(GIVEN TASK) Repeat the material verbatim and drop the pictures.

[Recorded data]
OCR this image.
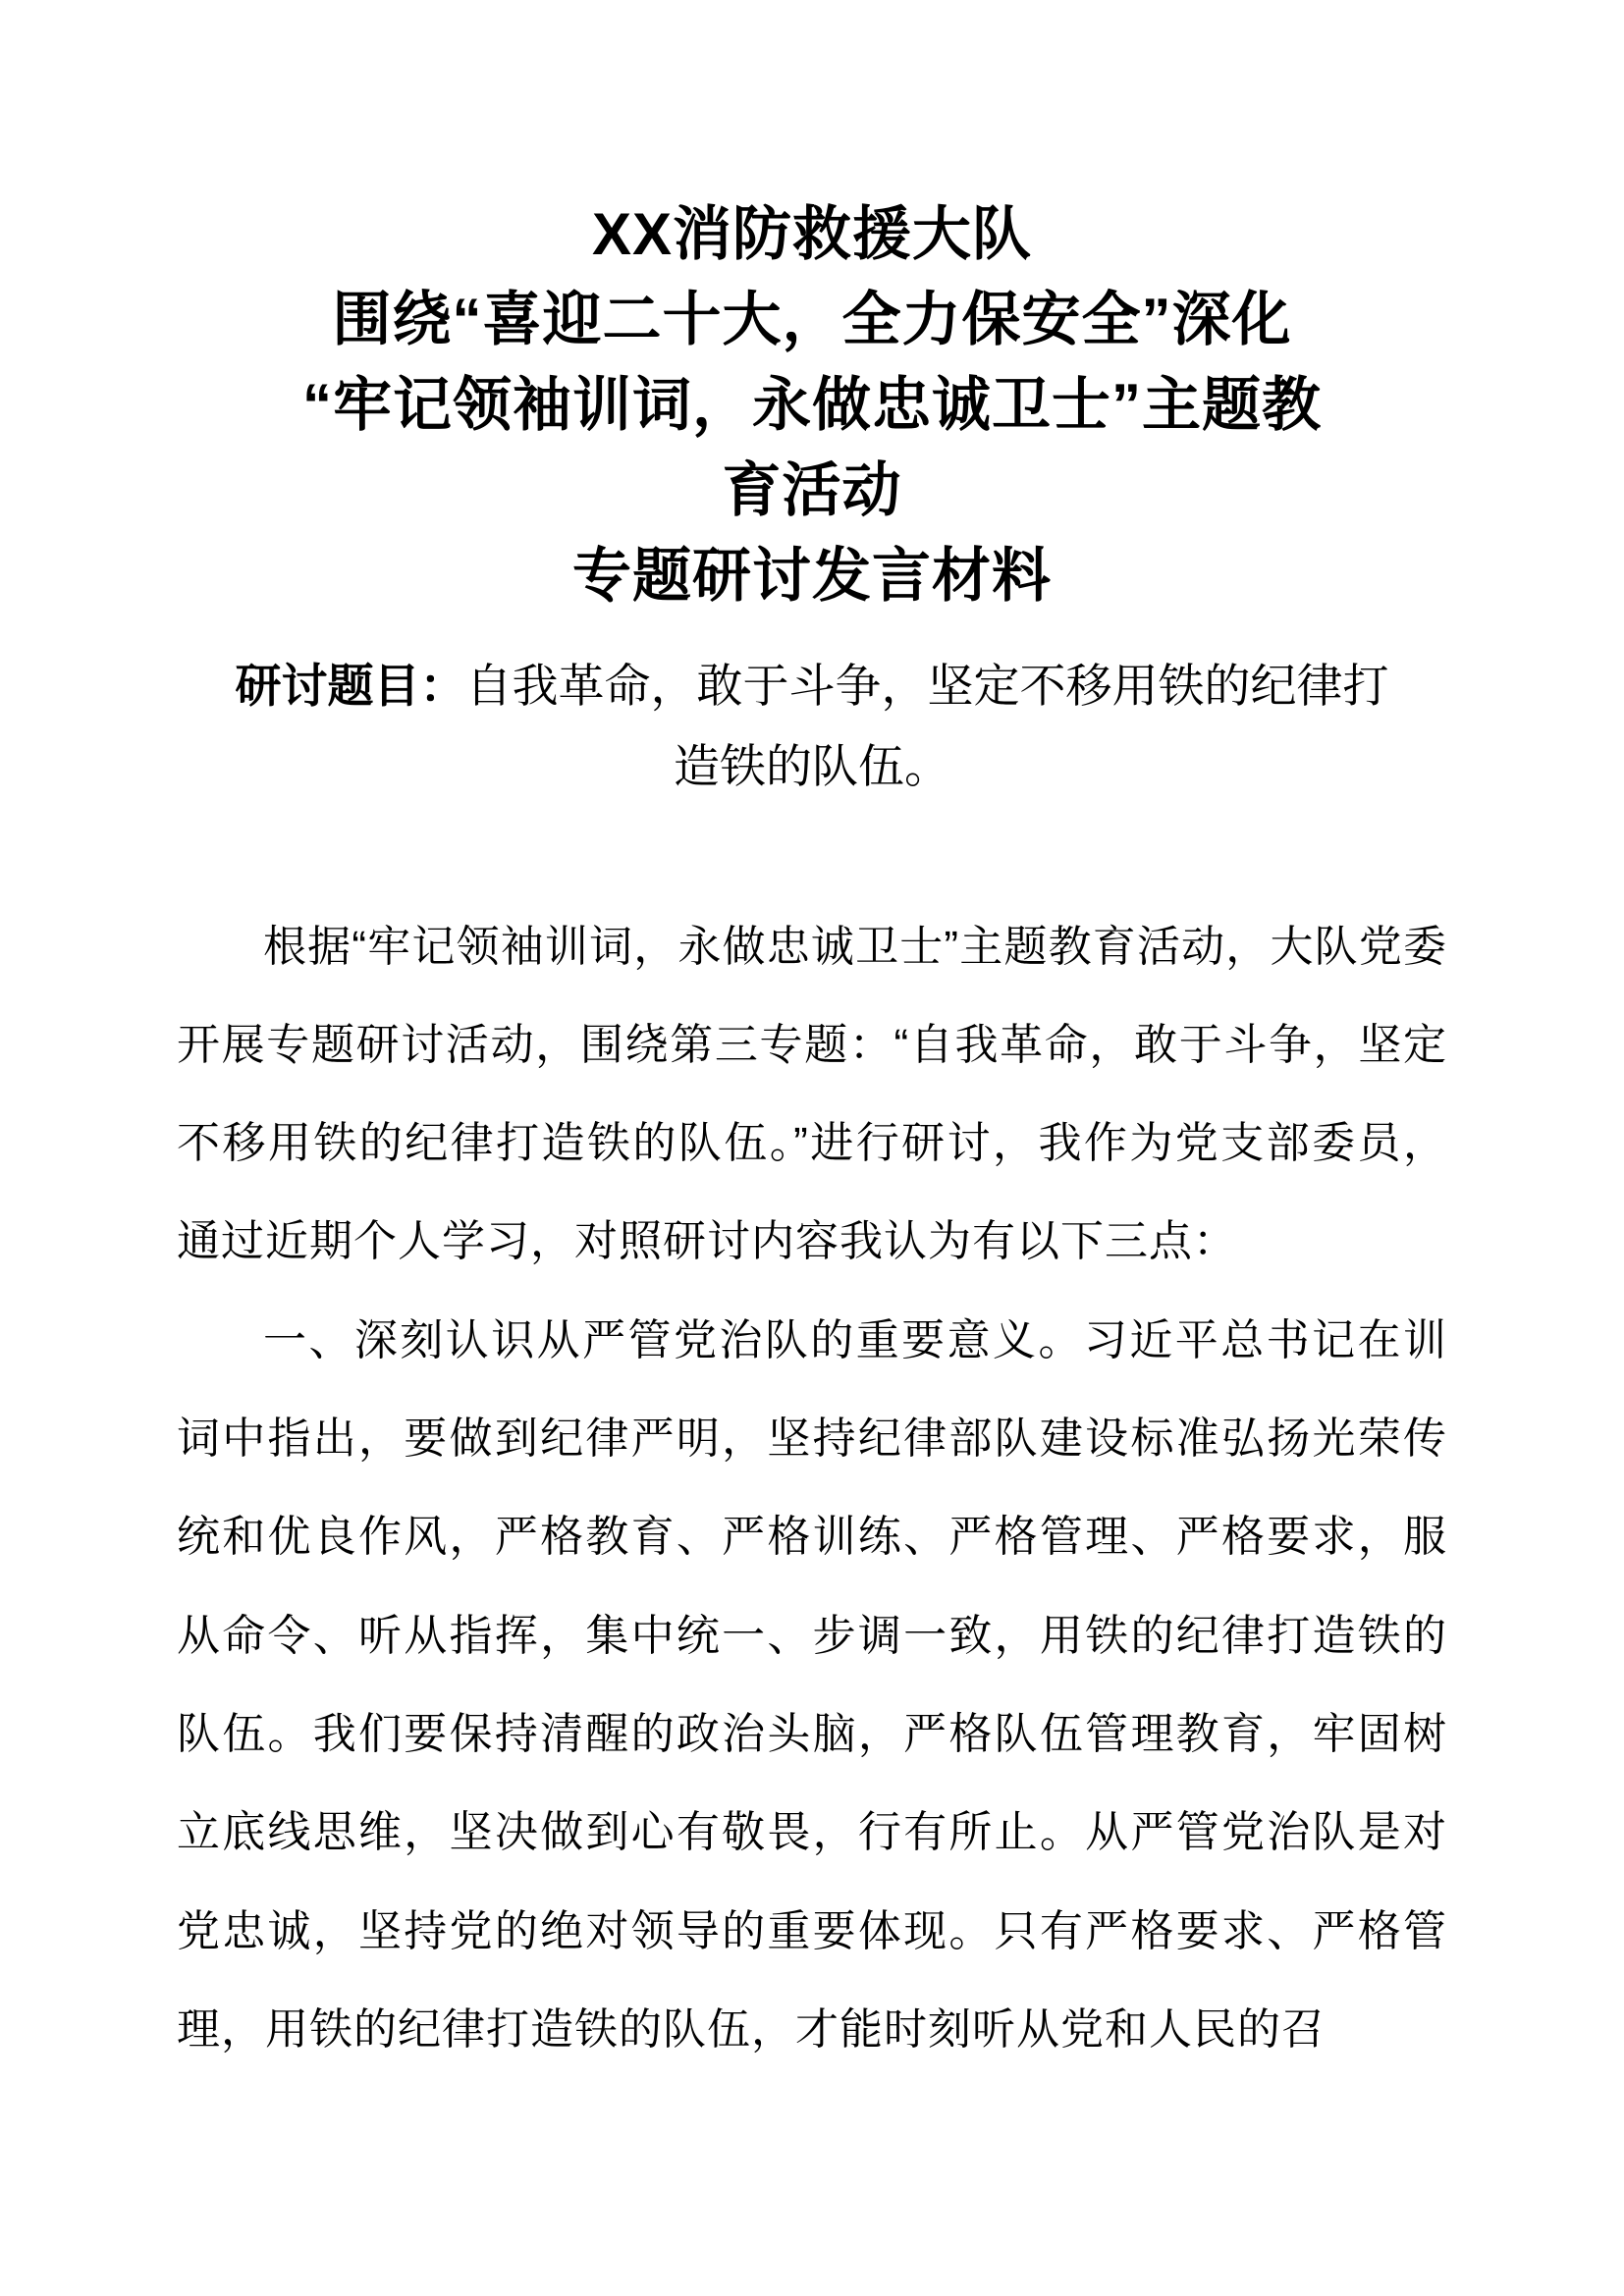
XX消防救援大队
围绕“喜迎二十大，全力保安全”深化
“牢记领袖训词，永做忠诚卫士”主题教
育活动
专题研讨发言材料
研讨题目：自我革命，敢于斗争，坚定不移用铁的纪律打
造铁的队伍。

根据“牢记领袖训词，永做忠诚卫士”主题教育活动，大队党委开展专题研讨活动，围绕第三专题：“自我革命，敢于斗争，坚定不移用铁的纪律打造铁的队伍。”进行研讨，我作为党支部委员，通过近期个人学习，对照研讨内容我认为有以下三点：

一、深刻认识从严管党治队的重要意义。习近平总书记在训词中指出，要做到纪律严明，坚持纪律部队建设标准弘扬光荣传统和优良作风，严格教育、严格训练、严格管理、严格要求，服从命令、听从指挥，集中统一、步调一致，用铁的纪律打造铁的队伍。我们要保持清醒的政治头脑，严格队伍管理教育，牢固树立底线思维，坚决做到心有敬畏，行有所止。从严管党治队是对党忠诚，坚持党的绝对领导的重要体现。只有严格要求、严格管理，用铁的纪律打造铁的队伍，才能时刻听从党和人民的召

(WRITTEN ANSWER)
OCR this image.
XX消防救援大队
围绕“喜迎二十大，全力保安全”深化
“牢记领袖训词，永做忠诚卫士”主题教
育活动
专题研讨发言材料
研讨题目：自我革命，敢于斗争，坚定不移用铁的纪律打
造铁的队伍。

根据“牢记领袖训词，永做忠诚卫士”主题教育活动，大队党委开展专题研讨活动，围绕第三专题：“自我革命，敢于斗争，坚定不移用铁的纪律打造铁的队伍。”进行研讨，我作为党支部委员，通过近期个人学习，对照研讨内容我认为有以下三点：

一、深刻认识从严管党治队的重要意义。习近平总书记在训词中指出，要做到纪律严明，坚持纪律部队建设标准弘扬光荣传统和优良作风，严格教育、严格训练、严格管理、严格要求，服从命令、听从指挥，集中统一、步调一致，用铁的纪律打造铁的队伍。我们要保持清醒的政治头脑，严格队伍管理教育，牢固树立底线思维，坚决做到心有敬畏，行有所止。从严管党治队是对党忠诚，坚持党的绝对领导的重要体现。只有严格要求、严格管理，用铁的纪律打造铁的队伍，才能时刻听从党和人民的召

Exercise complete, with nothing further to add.